Stored dataset items:
★ ★ ★ ★ ★
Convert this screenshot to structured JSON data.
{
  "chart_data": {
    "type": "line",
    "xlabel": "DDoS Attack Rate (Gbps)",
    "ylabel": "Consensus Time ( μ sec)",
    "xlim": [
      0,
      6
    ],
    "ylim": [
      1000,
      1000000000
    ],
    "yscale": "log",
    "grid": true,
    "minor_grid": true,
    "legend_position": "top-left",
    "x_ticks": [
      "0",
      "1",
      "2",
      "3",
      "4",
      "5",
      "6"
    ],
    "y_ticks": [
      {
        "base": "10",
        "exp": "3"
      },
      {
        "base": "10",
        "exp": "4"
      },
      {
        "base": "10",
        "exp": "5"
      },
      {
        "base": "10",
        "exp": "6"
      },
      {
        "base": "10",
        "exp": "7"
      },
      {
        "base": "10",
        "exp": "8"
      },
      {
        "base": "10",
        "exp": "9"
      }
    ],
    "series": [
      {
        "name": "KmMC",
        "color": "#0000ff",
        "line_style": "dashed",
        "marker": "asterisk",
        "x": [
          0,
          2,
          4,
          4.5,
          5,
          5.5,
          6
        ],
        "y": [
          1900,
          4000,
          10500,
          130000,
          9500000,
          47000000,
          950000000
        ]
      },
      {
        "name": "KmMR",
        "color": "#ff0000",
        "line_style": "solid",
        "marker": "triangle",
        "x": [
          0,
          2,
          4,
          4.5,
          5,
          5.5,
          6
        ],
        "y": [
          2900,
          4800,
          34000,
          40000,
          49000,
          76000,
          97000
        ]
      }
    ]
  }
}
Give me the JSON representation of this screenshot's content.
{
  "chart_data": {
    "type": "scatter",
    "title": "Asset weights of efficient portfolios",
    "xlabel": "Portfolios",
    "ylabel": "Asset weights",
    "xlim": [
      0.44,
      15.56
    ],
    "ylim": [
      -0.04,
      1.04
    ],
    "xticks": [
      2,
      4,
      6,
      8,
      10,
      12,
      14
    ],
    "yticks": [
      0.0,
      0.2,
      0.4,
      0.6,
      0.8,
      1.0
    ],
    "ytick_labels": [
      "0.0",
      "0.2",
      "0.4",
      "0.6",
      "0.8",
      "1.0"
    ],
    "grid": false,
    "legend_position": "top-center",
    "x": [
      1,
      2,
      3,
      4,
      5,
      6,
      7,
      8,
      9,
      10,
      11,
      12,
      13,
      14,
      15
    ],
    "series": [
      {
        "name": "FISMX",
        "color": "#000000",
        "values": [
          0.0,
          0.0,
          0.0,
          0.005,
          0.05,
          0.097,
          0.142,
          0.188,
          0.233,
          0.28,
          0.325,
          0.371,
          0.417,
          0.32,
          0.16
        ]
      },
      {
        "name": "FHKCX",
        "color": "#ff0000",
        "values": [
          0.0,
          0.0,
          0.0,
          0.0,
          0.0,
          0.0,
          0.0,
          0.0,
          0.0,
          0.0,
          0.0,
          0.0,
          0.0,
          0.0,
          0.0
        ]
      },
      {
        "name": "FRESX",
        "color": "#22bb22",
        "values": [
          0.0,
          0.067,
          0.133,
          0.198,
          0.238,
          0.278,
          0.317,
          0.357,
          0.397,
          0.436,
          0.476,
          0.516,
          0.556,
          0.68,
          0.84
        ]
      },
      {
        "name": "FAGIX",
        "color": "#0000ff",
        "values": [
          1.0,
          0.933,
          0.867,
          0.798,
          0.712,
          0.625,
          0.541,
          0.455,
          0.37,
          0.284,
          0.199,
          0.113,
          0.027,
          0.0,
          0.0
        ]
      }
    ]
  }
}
★ ★ ★ ★ ★
-- Problem to solve --
From the records above, copy every line that holds the word "this".

-- Full output --
Convert this screenshot to structured JSON data.
Give me the JSON representation of this screenshot's content.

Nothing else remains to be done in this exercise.